* BEGIN INPUT RECORDS *

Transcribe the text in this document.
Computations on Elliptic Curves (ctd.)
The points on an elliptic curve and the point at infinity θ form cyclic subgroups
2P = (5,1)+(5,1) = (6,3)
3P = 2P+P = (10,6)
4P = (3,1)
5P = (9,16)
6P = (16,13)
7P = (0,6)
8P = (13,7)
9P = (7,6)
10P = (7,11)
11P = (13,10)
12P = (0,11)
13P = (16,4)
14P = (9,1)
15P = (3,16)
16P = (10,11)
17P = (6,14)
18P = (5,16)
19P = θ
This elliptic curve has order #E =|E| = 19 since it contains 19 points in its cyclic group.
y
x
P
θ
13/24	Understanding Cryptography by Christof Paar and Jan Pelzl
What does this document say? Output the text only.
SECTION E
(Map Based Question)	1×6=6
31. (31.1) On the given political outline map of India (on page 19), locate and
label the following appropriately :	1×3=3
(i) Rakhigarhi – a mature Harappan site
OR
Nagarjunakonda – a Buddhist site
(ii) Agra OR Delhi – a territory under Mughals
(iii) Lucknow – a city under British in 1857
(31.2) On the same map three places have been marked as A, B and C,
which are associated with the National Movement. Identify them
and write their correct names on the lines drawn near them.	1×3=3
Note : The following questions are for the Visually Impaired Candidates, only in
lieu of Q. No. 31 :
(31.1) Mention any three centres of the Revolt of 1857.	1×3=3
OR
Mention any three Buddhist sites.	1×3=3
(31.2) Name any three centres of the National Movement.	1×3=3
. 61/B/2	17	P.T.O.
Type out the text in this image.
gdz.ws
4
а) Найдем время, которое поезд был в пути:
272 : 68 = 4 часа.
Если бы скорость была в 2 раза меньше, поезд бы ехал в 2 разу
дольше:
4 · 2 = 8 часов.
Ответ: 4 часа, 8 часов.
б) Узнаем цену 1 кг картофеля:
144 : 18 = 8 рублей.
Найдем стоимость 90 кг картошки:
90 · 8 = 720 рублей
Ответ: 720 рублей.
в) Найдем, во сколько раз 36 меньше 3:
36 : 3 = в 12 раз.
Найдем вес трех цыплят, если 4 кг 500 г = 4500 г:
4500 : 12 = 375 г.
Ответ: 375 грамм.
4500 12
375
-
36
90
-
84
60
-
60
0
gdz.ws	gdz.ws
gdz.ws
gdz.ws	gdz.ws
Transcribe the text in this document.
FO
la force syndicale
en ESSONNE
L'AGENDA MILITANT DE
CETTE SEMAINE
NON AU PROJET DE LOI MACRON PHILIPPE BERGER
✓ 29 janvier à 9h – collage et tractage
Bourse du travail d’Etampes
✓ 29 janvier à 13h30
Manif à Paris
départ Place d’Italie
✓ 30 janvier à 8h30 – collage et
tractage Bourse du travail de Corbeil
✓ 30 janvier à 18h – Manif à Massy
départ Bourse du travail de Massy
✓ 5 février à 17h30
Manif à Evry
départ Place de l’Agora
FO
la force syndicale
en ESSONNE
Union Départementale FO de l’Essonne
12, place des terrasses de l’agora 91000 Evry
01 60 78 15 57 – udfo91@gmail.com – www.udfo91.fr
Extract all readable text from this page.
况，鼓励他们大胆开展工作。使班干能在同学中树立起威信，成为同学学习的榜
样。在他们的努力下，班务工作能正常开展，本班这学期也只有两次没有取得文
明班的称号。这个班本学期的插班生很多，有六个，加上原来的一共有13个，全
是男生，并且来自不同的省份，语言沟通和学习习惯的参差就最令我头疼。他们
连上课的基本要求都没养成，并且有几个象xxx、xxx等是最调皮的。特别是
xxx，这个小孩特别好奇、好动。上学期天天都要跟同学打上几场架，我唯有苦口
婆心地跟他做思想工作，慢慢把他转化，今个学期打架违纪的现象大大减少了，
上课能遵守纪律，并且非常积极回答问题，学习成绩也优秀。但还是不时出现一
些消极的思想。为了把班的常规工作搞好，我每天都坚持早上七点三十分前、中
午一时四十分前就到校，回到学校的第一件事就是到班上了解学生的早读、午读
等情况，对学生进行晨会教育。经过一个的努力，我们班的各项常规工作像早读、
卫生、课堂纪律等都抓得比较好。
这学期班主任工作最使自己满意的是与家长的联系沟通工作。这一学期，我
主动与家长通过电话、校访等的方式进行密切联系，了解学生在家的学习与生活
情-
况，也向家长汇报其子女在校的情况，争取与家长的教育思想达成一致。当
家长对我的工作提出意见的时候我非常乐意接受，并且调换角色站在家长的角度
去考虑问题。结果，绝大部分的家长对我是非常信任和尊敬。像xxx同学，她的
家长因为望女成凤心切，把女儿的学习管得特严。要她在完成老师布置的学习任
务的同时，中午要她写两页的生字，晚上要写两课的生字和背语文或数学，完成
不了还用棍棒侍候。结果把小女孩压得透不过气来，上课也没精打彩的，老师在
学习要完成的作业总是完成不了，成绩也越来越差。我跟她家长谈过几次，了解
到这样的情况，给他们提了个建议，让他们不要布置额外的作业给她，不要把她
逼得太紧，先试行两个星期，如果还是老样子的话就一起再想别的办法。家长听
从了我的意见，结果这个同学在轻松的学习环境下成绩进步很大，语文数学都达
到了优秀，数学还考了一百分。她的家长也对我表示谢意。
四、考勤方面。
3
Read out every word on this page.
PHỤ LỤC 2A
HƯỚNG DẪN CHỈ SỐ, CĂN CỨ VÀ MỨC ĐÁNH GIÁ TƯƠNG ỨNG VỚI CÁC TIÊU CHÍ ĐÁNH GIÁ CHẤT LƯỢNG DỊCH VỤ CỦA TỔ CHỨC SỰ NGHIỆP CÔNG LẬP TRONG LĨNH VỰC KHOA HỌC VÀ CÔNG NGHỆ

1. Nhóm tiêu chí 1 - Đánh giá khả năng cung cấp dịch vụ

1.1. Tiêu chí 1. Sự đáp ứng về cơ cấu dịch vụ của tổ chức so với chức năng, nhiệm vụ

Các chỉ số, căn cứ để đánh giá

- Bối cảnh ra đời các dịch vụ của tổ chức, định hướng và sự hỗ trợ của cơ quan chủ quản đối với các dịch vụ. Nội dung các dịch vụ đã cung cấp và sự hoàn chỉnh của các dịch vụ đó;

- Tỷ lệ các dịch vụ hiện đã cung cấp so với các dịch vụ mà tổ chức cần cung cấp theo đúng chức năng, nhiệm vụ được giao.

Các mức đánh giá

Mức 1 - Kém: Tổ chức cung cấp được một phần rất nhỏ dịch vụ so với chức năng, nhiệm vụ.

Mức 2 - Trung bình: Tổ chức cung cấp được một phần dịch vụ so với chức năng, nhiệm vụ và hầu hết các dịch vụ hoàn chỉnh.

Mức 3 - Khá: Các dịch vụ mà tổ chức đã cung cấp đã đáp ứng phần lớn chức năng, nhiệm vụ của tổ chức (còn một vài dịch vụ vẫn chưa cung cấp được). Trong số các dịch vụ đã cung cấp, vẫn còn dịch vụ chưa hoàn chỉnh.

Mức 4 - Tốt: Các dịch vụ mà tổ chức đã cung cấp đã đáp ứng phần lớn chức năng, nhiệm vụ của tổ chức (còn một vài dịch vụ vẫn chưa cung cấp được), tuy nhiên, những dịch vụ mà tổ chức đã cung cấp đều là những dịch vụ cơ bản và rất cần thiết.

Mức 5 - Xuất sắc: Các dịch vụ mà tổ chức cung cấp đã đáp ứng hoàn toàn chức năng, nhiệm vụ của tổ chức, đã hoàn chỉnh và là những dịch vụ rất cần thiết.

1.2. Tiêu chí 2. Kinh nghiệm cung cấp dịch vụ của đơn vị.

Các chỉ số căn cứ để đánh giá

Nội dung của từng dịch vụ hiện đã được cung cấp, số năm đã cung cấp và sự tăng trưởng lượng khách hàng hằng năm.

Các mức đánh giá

* END INPUT RECORDS *

▶ _REQUIREMENT_:
Extract every line from the records above that contains the word "thiết".

▶ _RESPONSE FOR THIS EXERCISE_:
Mức 4 - Tốt: Các dịch vụ mà tổ chức đã cung cấp đã đáp ứng phần lớn chức năng, nhiệm vụ của tổ chức (còn một vài dịch vụ vẫn chưa cung cấp được), tuy nhiên, những dịch vụ mà tổ chức đã cung cấp đều là những dịch vụ cơ bản và rất cần thiết.
Mức 5 - Xuất sắc: Các dịch vụ mà tổ chức cung cấp đã đáp ứng hoàn toàn chức năng, nhiệm vụ của tổ chức, đã hoàn chỉnh và là những dịch vụ rất cần thiết.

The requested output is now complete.